Hackeraggi, fake news e video manipolati. Prima delle truppe in carne e ossa il Cremlino – almeno stando alle accuse mosse dagli Stati Uniti – ha aperto subdolamente, nei mesi scorsi, il fuoco digitale, attraverso l’uso di armi moderne. Non bombe, cannoni e kamikaze ma, per la prima volta, attacchi informatici e menzogne online hanno avuto un ruolo cruciale nella preparazione dell’invasione ucraina.
Come un novello Goebbels, anche il Presidente russo Vladimir Putin ha scatenato l’arma della propaganda per indebolire Kiev e l’Occidente, un lento percorso, giorno dopo giorno, che alla fine ha sfiancato il bersaglio e preparato il terreno per l’invasione militare.

MATERIALE FORNITO:
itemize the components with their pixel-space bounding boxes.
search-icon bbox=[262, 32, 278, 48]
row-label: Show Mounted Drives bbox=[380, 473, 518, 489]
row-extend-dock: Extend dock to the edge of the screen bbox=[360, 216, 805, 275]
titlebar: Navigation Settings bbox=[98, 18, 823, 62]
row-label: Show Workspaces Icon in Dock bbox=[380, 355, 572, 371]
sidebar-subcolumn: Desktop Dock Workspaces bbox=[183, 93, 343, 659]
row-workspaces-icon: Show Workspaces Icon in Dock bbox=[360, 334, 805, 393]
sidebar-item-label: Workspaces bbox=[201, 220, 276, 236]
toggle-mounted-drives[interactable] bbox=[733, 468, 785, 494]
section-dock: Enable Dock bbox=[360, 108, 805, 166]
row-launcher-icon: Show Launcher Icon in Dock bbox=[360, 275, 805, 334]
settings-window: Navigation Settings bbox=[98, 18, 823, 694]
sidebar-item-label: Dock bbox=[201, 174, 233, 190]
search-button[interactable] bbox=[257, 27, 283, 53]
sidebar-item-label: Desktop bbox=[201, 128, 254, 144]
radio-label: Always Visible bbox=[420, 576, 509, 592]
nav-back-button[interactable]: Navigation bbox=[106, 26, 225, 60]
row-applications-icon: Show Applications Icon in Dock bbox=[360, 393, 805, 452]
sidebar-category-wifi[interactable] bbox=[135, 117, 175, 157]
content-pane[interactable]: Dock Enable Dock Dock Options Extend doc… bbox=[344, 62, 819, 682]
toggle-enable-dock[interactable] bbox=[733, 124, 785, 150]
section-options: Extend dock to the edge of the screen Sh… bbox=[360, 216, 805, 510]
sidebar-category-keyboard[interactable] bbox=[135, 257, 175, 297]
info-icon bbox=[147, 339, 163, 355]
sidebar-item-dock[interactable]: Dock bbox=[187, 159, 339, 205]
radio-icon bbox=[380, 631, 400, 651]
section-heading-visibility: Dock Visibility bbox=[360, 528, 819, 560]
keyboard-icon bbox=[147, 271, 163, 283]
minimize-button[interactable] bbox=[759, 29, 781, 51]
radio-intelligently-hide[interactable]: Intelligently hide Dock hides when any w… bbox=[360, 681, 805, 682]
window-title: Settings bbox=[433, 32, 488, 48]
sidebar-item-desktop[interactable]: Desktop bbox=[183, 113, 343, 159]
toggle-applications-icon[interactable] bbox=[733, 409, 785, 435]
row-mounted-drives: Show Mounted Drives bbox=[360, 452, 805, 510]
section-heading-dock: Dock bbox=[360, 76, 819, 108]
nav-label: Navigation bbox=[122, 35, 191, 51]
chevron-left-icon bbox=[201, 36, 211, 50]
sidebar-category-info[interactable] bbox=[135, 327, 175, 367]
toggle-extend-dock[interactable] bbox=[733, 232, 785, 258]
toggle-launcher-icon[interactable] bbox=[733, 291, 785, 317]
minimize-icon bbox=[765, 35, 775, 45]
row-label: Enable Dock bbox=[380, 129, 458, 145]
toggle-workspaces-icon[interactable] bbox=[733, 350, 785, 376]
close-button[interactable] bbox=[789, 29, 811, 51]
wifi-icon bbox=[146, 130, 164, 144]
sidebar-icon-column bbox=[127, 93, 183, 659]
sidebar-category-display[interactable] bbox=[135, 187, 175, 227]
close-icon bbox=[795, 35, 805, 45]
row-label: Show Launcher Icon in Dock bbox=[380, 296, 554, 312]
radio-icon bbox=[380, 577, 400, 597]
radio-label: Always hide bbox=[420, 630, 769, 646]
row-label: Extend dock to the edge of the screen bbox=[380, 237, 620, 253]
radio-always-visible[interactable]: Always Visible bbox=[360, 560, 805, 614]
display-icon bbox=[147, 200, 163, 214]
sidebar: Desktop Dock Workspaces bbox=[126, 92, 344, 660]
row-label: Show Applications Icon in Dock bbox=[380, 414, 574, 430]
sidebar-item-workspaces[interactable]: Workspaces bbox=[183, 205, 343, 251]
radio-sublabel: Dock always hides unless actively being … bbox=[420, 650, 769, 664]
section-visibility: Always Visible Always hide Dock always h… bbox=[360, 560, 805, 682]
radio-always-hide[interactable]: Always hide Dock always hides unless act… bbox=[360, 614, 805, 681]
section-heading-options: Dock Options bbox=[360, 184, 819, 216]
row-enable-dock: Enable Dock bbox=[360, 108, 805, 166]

ESERCIZIO:
Cita per intero e parola per parola il brano sulla guerra digitale del Cremlino prima dell'invasione dell'Ucraina.

SOLUZIONE:
Hackeraggi, fake news e video manipolati. Prima delle truppe in carne e ossa il Cremlino – almeno stando alle accuse mosse dagli Stati Uniti – ha aperto subdolamente, nei mesi scorsi, il fuoco digitale, attraverso l’uso di armi moderne. Non bombe, cannoni e kamikaze ma, per la prima volta, attacchi informatici e menzogne online hanno avuto un ruolo cruciale nella preparazione dell’invasione ucraina.
Come un novello Goebbels, anche il Presidente russo Vladimir Putin ha scatenato l’arma della propaganda per indebolire Kiev e l’Occidente, un lento percorso, giorno dopo giorno, che alla fine ha sfiancato il bersaglio e preparato il terreno per l’invasione militare.